What is being asked: Under this task are some entries; return every one of them exactly.

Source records
⟨
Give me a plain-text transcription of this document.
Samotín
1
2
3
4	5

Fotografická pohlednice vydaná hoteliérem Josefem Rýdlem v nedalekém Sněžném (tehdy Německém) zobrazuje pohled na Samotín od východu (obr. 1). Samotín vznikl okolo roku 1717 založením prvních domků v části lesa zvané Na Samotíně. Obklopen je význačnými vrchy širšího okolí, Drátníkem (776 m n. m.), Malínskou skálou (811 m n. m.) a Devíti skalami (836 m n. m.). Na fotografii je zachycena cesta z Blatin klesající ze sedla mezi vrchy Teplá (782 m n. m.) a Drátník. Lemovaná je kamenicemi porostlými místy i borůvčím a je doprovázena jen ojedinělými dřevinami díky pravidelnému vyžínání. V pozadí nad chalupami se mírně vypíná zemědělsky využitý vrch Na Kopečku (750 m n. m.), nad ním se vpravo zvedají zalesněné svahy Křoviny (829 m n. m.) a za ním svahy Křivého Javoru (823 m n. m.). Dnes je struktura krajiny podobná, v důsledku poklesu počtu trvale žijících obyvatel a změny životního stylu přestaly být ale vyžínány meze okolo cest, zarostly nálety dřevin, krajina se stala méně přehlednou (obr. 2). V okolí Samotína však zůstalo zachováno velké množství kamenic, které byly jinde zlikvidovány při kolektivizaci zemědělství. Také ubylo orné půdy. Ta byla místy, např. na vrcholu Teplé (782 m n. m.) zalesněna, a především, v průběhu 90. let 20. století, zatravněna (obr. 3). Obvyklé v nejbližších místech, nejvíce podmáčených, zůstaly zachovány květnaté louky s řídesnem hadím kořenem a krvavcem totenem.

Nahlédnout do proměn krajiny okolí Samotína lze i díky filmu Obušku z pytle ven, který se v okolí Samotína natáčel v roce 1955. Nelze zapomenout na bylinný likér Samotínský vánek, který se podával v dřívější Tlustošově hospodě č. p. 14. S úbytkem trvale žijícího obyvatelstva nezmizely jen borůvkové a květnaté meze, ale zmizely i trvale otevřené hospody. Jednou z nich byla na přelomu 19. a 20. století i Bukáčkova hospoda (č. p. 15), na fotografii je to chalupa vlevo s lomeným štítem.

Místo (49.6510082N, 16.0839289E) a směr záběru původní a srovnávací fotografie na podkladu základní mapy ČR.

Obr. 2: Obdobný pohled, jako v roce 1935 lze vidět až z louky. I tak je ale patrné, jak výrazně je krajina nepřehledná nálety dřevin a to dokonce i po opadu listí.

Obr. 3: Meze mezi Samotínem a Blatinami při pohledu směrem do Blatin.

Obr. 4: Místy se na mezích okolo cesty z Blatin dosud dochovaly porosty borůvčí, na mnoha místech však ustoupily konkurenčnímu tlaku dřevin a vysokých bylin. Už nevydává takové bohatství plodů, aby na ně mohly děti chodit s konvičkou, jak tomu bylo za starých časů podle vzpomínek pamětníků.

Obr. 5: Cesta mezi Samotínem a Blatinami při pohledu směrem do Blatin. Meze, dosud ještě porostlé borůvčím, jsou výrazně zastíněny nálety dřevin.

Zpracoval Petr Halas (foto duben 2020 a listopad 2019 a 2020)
⟩
Solution to the problem:
Give me a plain-text transcription of this document.
Samotín
1
2
3
4	5

Fotografická pohlednice vydaná hoteliérem Josefem Rýdlem v nedalekém Sněžném (tehdy Německém) zobrazuje pohled na Samotín od východu (obr. 1). Samotín vznikl okolo roku 1717 založením prvních domků v části lesa zvané Na Samotíně. Obklopen je význačnými vrchy širšího okolí, Drátníkem (776 m n. m.), Malínskou skálou (811 m n. m.) a Devíti skalami (836 m n. m.). Na fotografii je zachycena cesta z Blatin klesající ze sedla mezi vrchy Teplá (782 m n. m.) a Drátník. Lemovaná je kamenicemi porostlými místy i borůvčím a je doprovázena jen ojedinělými dřevinami díky pravidelnému vyžínání. V pozadí nad chalupami se mírně vypíná zemědělsky využitý vrch Na Kopečku (750 m n. m.), nad ním se vpravo zvedají zalesněné svahy Křoviny (829 m n. m.) a za ním svahy Křivého Javoru (823 m n. m.). Dnes je struktura krajiny podobná, v důsledku poklesu počtu trvale žijících obyvatel a změny životního stylu přestaly být ale vyžínány meze okolo cest, zarostly nálety dřevin, krajina se stala méně přehlednou (obr. 2). V okolí Samotína však zůstalo zachováno velké množství kamenic, které byly jinde zlikvidovány při kolektivizaci zemědělství. Také ubylo orné půdy. Ta byla místy, např. na vrcholu Teplé (782 m n. m.) zalesněna, a především, v průběhu 90. let 20. století, zatravněna (obr. 3). Obvyklé v nejbližších místech, nejvíce podmáčených, zůstaly zachovány květnaté louky s řídesnem hadím kořenem a krvavcem totenem.

Nahlédnout do proměn krajiny okolí Samotína lze i díky filmu Obušku z pytle ven, který se v okolí Samotína natáčel v roce 1955. Nelze zapomenout na bylinný likér Samotínský vánek, který se podával v dřívější Tlustošově hospodě č. p. 14. S úbytkem trvale žijícího obyvatelstva nezmizely jen borůvkové a květnaté meze, ale zmizely i trvale otevřené hospody. Jednou z nich byla na přelomu 19. a 20. století i Bukáčkova hospoda (č. p. 15), na fotografii je to chalupa vlevo s lomeným štítem.

Místo (49.6510082N, 16.0839289E) a směr záběru původní a srovnávací fotografie na podkladu základní mapy ČR.

Obr. 2: Obdobný pohled, jako v roce 1935 lze vidět až z louky. I tak je ale patrné, jak výrazně je krajina nepřehledná nálety dřevin a to dokonce i po opadu listí.

Obr. 3: Meze mezi Samotínem a Blatinami při pohledu směrem do Blatin.

Obr. 4: Místy se na mezích okolo cesty z Blatin dosud dochovaly porosty borůvčí, na mnoha místech však ustoupily konkurenčnímu tlaku dřevin a vysokých bylin. Už nevydává takové bohatství plodů, aby na ně mohly děti chodit s konvičkou, jak tomu bylo za starých časů podle vzpomínek pamětníků.

Obr. 5: Cesta mezi Samotínem a Blatinami při pohledu směrem do Blatin. Meze, dosud ještě porostlé borůvčím, jsou výrazně zastíněny nálety dřevin.

Zpracoval Petr Halas (foto duben 2020 a listopad 2019 a 2020)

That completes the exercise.